**Exercise aim**
Restate each of the lines below word for word and drop every picture.

**Material**
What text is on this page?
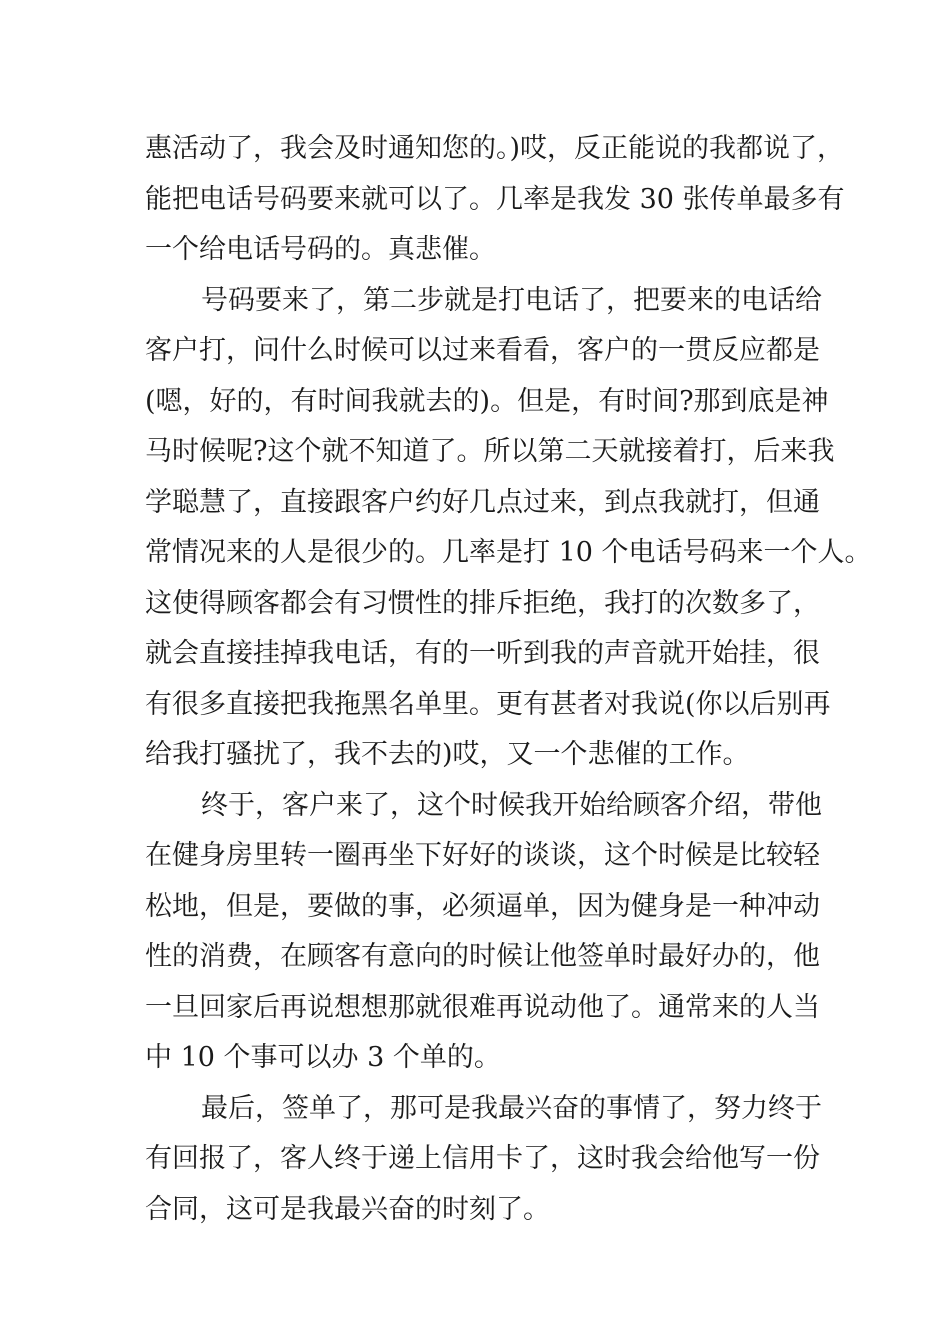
惠活动了，我会及时通知您的。)哎，反正能说的我都说了，
能把电话号码要来就可以了。几率是我发 30 张传单最多有
一个给电话号码的。真悲催。
号码要来了，第二步就是打电话了，把要来的电话给
客户打，问什么时候可以过来看看，客户的一贯反应都是
(嗯，好的，有时间我就去的)。但是，有时间?那到底是神
马时候呢?这个就不知道了。所以第二天就接着打，后来我
学聪慧了，直接跟客户约好几点过来，到点我就打，但通
常情况来的人是很少的。几率是打 10 个电话号码来一个人。
这使得顾客都会有习惯性的排斥拒绝，我打的次数多了，
就会直接挂掉我电话，有的一听到我的声音就开始挂，很
有很多直接把我拖黑名单里。更有甚者对我说(你以后别再
给我打骚扰了，我不去的)哎，又一个悲催的工作。
终于，客户来了，这个时候我开始给顾客介绍，带他
在健身房里转一圈再坐下好好的谈谈，这个时候是比较轻
松地，但是，要做的事，必须逼单，因为健身是一种冲动
性的消费，在顾客有意向的时候让他签单时最好办的，他
一旦回家后再说想想那就很难再说动他了。通常来的人当
中 10 个事可以办 3 个单的。
最后，签单了，那可是我最兴奋的事情了，努力终于
有回报了，客人终于递上信用卡了，这时我会给他写一份
合同，这可是我最兴奋的时刻了。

**Output of the task**
What text is on this page?
惠活动了，我会及时通知您的。)哎，反正能说的我都说了，
能把电话号码要来就可以了。几率是我发 30 张传单最多有
一个给电话号码的。真悲催。
号码要来了，第二步就是打电话了，把要来的电话给
客户打，问什么时候可以过来看看，客户的一贯反应都是
(嗯，好的，有时间我就去的)。但是，有时间?那到底是神
马时候呢?这个就不知道了。所以第二天就接着打，后来我
学聪慧了，直接跟客户约好几点过来，到点我就打，但通
常情况来的人是很少的。几率是打 10 个电话号码来一个人。
这使得顾客都会有习惯性的排斥拒绝，我打的次数多了，
就会直接挂掉我电话，有的一听到我的声音就开始挂，很
有很多直接把我拖黑名单里。更有甚者对我说(你以后别再
给我打骚扰了，我不去的)哎，又一个悲催的工作。
终于，客户来了，这个时候我开始给顾客介绍，带他
在健身房里转一圈再坐下好好的谈谈，这个时候是比较轻
松地，但是，要做的事，必须逼单，因为健身是一种冲动
性的消费，在顾客有意向的时候让他签单时最好办的，他
一旦回家后再说想想那就很难再说动他了。通常来的人当
中 10 个事可以办 3 个单的。
最后，签单了，那可是我最兴奋的事情了，努力终于
有回报了，客人终于递上信用卡了，这时我会给他写一份
合同，这可是我最兴奋的时刻了。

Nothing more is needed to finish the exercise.